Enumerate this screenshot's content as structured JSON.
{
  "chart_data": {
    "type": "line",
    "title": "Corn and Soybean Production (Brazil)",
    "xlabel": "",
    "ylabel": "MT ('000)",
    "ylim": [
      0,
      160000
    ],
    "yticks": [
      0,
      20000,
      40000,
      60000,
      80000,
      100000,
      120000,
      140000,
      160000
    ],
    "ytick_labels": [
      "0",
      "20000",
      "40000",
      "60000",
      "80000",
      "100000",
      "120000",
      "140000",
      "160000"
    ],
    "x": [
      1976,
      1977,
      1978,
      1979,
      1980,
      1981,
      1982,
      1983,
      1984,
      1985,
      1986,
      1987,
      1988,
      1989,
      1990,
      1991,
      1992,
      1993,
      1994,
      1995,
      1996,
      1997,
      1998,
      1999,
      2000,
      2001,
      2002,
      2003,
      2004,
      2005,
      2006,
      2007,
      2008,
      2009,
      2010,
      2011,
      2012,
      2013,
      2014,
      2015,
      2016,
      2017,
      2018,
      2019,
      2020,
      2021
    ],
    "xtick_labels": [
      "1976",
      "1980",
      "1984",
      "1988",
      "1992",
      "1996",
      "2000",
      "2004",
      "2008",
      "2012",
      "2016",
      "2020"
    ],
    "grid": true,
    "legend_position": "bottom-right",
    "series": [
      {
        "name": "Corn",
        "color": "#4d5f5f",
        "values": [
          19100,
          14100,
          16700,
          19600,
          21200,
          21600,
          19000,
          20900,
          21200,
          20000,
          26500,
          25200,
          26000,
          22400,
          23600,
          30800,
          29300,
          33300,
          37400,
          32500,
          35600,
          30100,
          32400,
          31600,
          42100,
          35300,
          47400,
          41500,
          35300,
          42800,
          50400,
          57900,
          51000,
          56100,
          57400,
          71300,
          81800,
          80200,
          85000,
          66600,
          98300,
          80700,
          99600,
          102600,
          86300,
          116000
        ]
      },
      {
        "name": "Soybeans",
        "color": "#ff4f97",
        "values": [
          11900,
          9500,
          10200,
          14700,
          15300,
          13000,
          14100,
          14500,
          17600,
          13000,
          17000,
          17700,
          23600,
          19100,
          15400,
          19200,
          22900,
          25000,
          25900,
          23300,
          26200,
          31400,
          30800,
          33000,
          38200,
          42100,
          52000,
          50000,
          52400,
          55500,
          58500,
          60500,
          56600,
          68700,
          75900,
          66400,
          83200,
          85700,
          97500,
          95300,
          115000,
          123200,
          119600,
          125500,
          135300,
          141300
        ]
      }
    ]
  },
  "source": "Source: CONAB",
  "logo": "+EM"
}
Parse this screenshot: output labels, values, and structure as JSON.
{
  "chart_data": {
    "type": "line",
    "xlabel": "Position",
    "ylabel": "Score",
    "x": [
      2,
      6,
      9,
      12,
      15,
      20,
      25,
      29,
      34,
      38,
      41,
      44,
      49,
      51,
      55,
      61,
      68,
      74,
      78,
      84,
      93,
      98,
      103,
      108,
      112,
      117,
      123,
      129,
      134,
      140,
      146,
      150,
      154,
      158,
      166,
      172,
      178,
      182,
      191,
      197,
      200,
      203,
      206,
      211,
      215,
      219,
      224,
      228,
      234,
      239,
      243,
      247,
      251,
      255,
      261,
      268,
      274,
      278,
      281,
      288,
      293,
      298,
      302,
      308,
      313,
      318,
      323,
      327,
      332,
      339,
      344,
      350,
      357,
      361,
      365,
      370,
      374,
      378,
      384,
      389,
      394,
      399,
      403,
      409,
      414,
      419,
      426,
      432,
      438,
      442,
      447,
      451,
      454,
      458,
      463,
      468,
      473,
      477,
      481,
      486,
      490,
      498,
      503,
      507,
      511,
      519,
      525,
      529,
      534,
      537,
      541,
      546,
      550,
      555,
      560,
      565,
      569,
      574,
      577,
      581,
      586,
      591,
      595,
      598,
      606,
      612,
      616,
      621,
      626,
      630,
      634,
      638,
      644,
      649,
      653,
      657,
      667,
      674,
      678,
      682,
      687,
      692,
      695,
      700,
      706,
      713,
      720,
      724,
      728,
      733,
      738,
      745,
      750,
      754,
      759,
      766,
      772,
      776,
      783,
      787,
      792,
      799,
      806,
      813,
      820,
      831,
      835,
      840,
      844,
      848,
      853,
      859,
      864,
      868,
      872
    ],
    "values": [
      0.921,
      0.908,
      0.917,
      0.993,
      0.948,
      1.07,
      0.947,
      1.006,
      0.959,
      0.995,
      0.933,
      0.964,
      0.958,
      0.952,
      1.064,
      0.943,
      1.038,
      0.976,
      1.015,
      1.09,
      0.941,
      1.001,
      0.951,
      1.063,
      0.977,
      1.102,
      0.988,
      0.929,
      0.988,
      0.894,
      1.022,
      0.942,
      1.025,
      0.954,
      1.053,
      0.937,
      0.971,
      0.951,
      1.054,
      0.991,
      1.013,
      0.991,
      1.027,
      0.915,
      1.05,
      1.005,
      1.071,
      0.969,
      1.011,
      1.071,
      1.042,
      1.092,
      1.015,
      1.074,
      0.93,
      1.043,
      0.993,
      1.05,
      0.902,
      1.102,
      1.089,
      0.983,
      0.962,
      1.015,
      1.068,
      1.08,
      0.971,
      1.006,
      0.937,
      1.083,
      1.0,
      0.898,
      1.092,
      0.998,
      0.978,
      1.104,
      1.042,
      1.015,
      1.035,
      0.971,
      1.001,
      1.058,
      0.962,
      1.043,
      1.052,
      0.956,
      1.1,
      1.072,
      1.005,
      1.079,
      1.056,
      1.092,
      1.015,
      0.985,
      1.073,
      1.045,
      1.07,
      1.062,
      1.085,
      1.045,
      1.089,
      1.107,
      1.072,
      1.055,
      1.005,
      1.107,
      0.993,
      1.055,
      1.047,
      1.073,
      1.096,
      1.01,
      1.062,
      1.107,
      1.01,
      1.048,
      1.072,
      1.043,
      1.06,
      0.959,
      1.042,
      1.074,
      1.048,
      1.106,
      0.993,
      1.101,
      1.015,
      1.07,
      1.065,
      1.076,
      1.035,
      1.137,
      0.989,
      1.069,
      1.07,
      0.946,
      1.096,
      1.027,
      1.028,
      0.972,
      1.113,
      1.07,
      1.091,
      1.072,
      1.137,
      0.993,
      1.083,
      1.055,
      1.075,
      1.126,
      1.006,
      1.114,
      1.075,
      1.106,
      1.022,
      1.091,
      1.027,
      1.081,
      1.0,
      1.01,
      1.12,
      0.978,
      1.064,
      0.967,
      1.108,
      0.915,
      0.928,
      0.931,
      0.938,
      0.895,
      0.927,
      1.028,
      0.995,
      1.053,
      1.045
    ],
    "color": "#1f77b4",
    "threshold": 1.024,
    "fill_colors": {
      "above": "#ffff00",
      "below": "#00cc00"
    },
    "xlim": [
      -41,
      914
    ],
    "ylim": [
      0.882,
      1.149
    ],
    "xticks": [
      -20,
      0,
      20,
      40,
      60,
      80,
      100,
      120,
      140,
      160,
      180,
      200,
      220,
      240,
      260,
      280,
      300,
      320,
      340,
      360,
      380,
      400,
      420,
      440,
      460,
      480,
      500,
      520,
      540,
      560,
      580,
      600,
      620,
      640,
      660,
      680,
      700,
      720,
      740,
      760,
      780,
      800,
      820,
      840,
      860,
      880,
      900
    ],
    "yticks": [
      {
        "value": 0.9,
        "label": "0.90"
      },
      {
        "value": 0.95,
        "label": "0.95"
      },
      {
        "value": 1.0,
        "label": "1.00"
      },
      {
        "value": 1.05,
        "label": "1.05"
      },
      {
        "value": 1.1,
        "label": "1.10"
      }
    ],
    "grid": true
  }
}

▸ Goal:
Give the records above again, word for word.

▸ Written response:
Enumerate this screenshot's content as structured JSON.
{
  "chart_data": {
    "type": "line",
    "title": "Corn and Soybean Production (Brazil)",
    "xlabel": "",
    "ylabel": "MT ('000)",
    "ylim": [
      0,
      160000
    ],
    "yticks": [
      0,
      20000,
      40000,
      60000,
      80000,
      100000,
      120000,
      140000,
      160000
    ],
    "ytick_labels": [
      "0",
      "20000",
      "40000",
      "60000",
      "80000",
      "100000",
      "120000",
      "140000",
      "160000"
    ],
    "x": [
      1976,
      1977,
      1978,
      1979,
      1980,
      1981,
      1982,
      1983,
      1984,
      1985,
      1986,
      1987,
      1988,
      1989,
      1990,
      1991,
      1992,
      1993,
      1994,
      1995,
      1996,
      1997,
      1998,
      1999,
      2000,
      2001,
      2002,
      2003,
      2004,
      2005,
      2006,
      2007,
      2008,
      2009,
      2010,
      2011,
      2012,
      2013,
      2014,
      2015,
      2016,
      2017,
      2018,
      2019,
      2020,
      2021
    ],
    "xtick_labels": [
      "1976",
      "1980",
      "1984",
      "1988",
      "1992",
      "1996",
      "2000",
      "2004",
      "2008",
      "2012",
      "2016",
      "2020"
    ],
    "grid": true,
    "legend_position": "bottom-right",
    "series": [
      {
        "name": "Corn",
        "color": "#4d5f5f",
        "values": [
          19100,
          14100,
          16700,
          19600,
          21200,
          21600,
          19000,
          20900,
          21200,
          20000,
          26500,
          25200,
          26000,
          22400,
          23600,
          30800,
          29300,
          33300,
          37400,
          32500,
          35600,
          30100,
          32400,
          31600,
          42100,
          35300,
          47400,
          41500,
          35300,
          42800,
          50400,
          57900,
          51000,
          56100,
          57400,
          71300,
          81800,
          80200,
          85000,
          66600,
          98300,
          80700,
          99600,
          102600,
          86300,
          116000
        ]
      },
      {
        "name": "Soybeans",
        "color": "#ff4f97",
        "values": [
          11900,
          9500,
          10200,
          14700,
          15300,
          13000,
          14100,
          14500,
          17600,
          13000,
          17000,
          17700,
          23600,
          19100,
          15400,
          19200,
          22900,
          25000,
          25900,
          23300,
          26200,
          31400,
          30800,
          33000,
          38200,
          42100,
          52000,
          50000,
          52400,
          55500,
          58500,
          60500,
          56600,
          68700,
          75900,
          66400,
          83200,
          85700,
          97500,
          95300,
          115000,
          123200,
          119600,
          125500,
          135300,
          141300
        ]
      }
    ]
  },
  "source": "Source: CONAB",
  "logo": "+EM"
}
Parse this screenshot: output labels, values, and structure as JSON.
{
  "chart_data": {
    "type": "line",
    "xlabel": "Position",
    "ylabel": "Score",
    "x": [
      2,
      6,
      9,
      12,
      15,
      20,
      25,
      29,
      34,
      38,
      41,
      44,
      49,
      51,
      55,
      61,
      68,
      74,
      78,
      84,
      93,
      98,
      103,
      108,
      112,
      117,
      123,
      129,
      134,
      140,
      146,
      150,
      154,
      158,
      166,
      172,
      178,
      182,
      191,
      197,
      200,
      203,
      206,
      211,
      215,
      219,
      224,
      228,
      234,
      239,
      243,
      247,
      251,
      255,
      261,
      268,
      274,
      278,
      281,
      288,
      293,
      298,
      302,
      308,
      313,
      318,
      323,
      327,
      332,
      339,
      344,
      350,
      357,
      361,
      365,
      370,
      374,
      378,
      384,
      389,
      394,
      399,
      403,
      409,
      414,
      419,
      426,
      432,
      438,
      442,
      447,
      451,
      454,
      458,
      463,
      468,
      473,
      477,
      481,
      486,
      490,
      498,
      503,
      507,
      511,
      519,
      525,
      529,
      534,
      537,
      541,
      546,
      550,
      555,
      560,
      565,
      569,
      574,
      577,
      581,
      586,
      591,
      595,
      598,
      606,
      612,
      616,
      621,
      626,
      630,
      634,
      638,
      644,
      649,
      653,
      657,
      667,
      674,
      678,
      682,
      687,
      692,
      695,
      700,
      706,
      713,
      720,
      724,
      728,
      733,
      738,
      745,
      750,
      754,
      759,
      766,
      772,
      776,
      783,
      787,
      792,
      799,
      806,
      813,
      820,
      831,
      835,
      840,
      844,
      848,
      853,
      859,
      864,
      868,
      872
    ],
    "values": [
      0.921,
      0.908,
      0.917,
      0.993,
      0.948,
      1.07,
      0.947,
      1.006,
      0.959,
      0.995,
      0.933,
      0.964,
      0.958,
      0.952,
      1.064,
      0.943,
      1.038,
      0.976,
      1.015,
      1.09,
      0.941,
      1.001,
      0.951,
      1.063,
      0.977,
      1.102,
      0.988,
      0.929,
      0.988,
      0.894,
      1.022,
      0.942,
      1.025,
      0.954,
      1.053,
      0.937,
      0.971,
      0.951,
      1.054,
      0.991,
      1.013,
      0.991,
      1.027,
      0.915,
      1.05,
      1.005,
      1.071,
      0.969,
      1.011,
      1.071,
      1.042,
      1.092,
      1.015,
      1.074,
      0.93,
      1.043,
      0.993,
      1.05,
      0.902,
      1.102,
      1.089,
      0.983,
      0.962,
      1.015,
      1.068,
      1.08,
      0.971,
      1.006,
      0.937,
      1.083,
      1.0,
      0.898,
      1.092,
      0.998,
      0.978,
      1.104,
      1.042,
      1.015,
      1.035,
      0.971,
      1.001,
      1.058,
      0.962,
      1.043,
      1.052,
      0.956,
      1.1,
      1.072,
      1.005,
      1.079,
      1.056,
      1.092,
      1.015,
      0.985,
      1.073,
      1.045,
      1.07,
      1.062,
      1.085,
      1.045,
      1.089,
      1.107,
      1.072,
      1.055,
      1.005,
      1.107,
      0.993,
      1.055,
      1.047,
      1.073,
      1.096,
      1.01,
      1.062,
      1.107,
      1.01,
      1.048,
      1.072,
      1.043,
      1.06,
      0.959,
      1.042,
      1.074,
      1.048,
      1.106,
      0.993,
      1.101,
      1.015,
      1.07,
      1.065,
      1.076,
      1.035,
      1.137,
      0.989,
      1.069,
      1.07,
      0.946,
      1.096,
      1.027,
      1.028,
      0.972,
      1.113,
      1.07,
      1.091,
      1.072,
      1.137,
      0.993,
      1.083,
      1.055,
      1.075,
      1.126,
      1.006,
      1.114,
      1.075,
      1.106,
      1.022,
      1.091,
      1.027,
      1.081,
      1.0,
      1.01,
      1.12,
      0.978,
      1.064,
      0.967,
      1.108,
      0.915,
      0.928,
      0.931,
      0.938,
      0.895,
      0.927,
      1.028,
      0.995,
      1.053,
      1.045
    ],
    "color": "#1f77b4",
    "threshold": 1.024,
    "fill_colors": {
      "above": "#ffff00",
      "below": "#00cc00"
    },
    "xlim": [
      -41,
      914
    ],
    "ylim": [
      0.882,
      1.149
    ],
    "xticks": [
      -20,
      0,
      20,
      40,
      60,
      80,
      100,
      120,
      140,
      160,
      180,
      200,
      220,
      240,
      260,
      280,
      300,
      320,
      340,
      360,
      380,
      400,
      420,
      440,
      460,
      480,
      500,
      520,
      540,
      560,
      580,
      600,
      620,
      640,
      660,
      680,
      700,
      720,
      740,
      760,
      780,
      800,
      820,
      840,
      860,
      880,
      900
    ],
    "yticks": [
      {
        "value": 0.9,
        "label": "0.90"
      },
      {
        "value": 0.95,
        "label": "0.95"
      },
      {
        "value": 1.0,
        "label": "1.00"
      },
      {
        "value": 1.05,
        "label": "1.05"
      },
      {
        "value": 1.1,
        "label": "1.10"
      }
    ],
    "grid": true
  }
}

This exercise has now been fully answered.